→ **The task**
Below is a block of data; give all of it again word for word.

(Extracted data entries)
[Begin]

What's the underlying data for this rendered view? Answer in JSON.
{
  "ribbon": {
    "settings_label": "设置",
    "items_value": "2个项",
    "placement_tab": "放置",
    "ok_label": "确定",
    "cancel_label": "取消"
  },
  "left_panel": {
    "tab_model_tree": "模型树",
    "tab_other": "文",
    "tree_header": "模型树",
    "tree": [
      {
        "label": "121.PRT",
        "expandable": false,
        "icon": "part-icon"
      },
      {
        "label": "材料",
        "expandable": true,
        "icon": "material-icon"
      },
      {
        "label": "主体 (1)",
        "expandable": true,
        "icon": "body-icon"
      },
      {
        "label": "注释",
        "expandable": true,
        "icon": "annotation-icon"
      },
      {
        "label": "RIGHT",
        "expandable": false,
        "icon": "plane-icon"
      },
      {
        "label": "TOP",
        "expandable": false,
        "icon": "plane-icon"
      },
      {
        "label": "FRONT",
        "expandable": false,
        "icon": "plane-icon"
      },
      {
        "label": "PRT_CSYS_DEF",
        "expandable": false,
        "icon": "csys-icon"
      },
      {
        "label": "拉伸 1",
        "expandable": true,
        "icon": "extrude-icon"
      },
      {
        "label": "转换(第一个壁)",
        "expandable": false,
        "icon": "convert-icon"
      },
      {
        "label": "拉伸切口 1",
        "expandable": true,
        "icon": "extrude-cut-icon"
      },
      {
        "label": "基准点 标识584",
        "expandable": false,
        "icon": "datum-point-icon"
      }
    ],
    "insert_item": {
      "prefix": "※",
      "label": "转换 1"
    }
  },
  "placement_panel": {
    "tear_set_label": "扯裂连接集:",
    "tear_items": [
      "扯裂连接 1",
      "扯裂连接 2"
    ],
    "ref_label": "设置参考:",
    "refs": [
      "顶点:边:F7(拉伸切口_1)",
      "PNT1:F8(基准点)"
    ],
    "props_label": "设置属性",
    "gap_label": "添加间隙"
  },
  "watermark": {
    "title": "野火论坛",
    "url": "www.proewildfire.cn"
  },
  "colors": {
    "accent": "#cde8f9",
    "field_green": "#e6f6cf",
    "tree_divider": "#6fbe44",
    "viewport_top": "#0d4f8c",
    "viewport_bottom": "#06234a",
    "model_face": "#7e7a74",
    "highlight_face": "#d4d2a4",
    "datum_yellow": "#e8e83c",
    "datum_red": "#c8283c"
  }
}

[End]

→ **Result of this exercise**
What's the underlying data for this rendered view? Answer in JSON.
{
  "ribbon": {
    "settings_label": "设置",
    "items_value": "2个项",
    "placement_tab": "放置",
    "ok_label": "确定",
    "cancel_label": "取消"
  },
  "left_panel": {
    "tab_model_tree": "模型树",
    "tab_other": "文",
    "tree_header": "模型树",
    "tree": [
      {
        "label": "121.PRT",
        "expandable": false,
        "icon": "part-icon"
      },
      {
        "label": "材料",
        "expandable": true,
        "icon": "material-icon"
      },
      {
        "label": "主体 (1)",
        "expandable": true,
        "icon": "body-icon"
      },
      {
        "label": "注释",
        "expandable": true,
        "icon": "annotation-icon"
      },
      {
        "label": "RIGHT",
        "expandable": false,
        "icon": "plane-icon"
      },
      {
        "label": "TOP",
        "expandable": false,
        "icon": "plane-icon"
      },
      {
        "label": "FRONT",
        "expandable": false,
        "icon": "plane-icon"
      },
      {
        "label": "PRT_CSYS_DEF",
        "expandable": false,
        "icon": "csys-icon"
      },
      {
        "label": "拉伸 1",
        "expandable": true,
        "icon": "extrude-icon"
      },
      {
        "label": "转换(第一个壁)",
        "expandable": false,
        "icon": "convert-icon"
      },
      {
        "label": "拉伸切口 1",
        "expandable": true,
        "icon": "extrude-cut-icon"
      },
      {
        "label": "基准点 标识584",
        "expandable": false,
        "icon": "datum-point-icon"
      }
    ],
    "insert_item": {
      "prefix": "※",
      "label": "转换 1"
    }
  },
  "placement_panel": {
    "tear_set_label": "扯裂连接集:",
    "tear_items": [
      "扯裂连接 1",
      "扯裂连接 2"
    ],
    "ref_label": "设置参考:",
    "refs": [
      "顶点:边:F7(拉伸切口_1)",
      "PNT1:F8(基准点)"
    ],
    "props_label": "设置属性",
    "gap_label": "添加间隙"
  },
  "watermark": {
    "title": "野火论坛",
    "url": "www.proewildfire.cn"
  },
  "colors": {
    "accent": "#cde8f9",
    "field_green": "#e6f6cf",
    "tree_divider": "#6fbe44",
    "viewport_top": "#0d4f8c",
    "viewport_bottom": "#06234a",
    "model_face": "#7e7a74",
    "highlight_face": "#d4d2a4",
    "datum_yellow": "#e8e83c",
    "datum_red": "#c8283c"
  }
}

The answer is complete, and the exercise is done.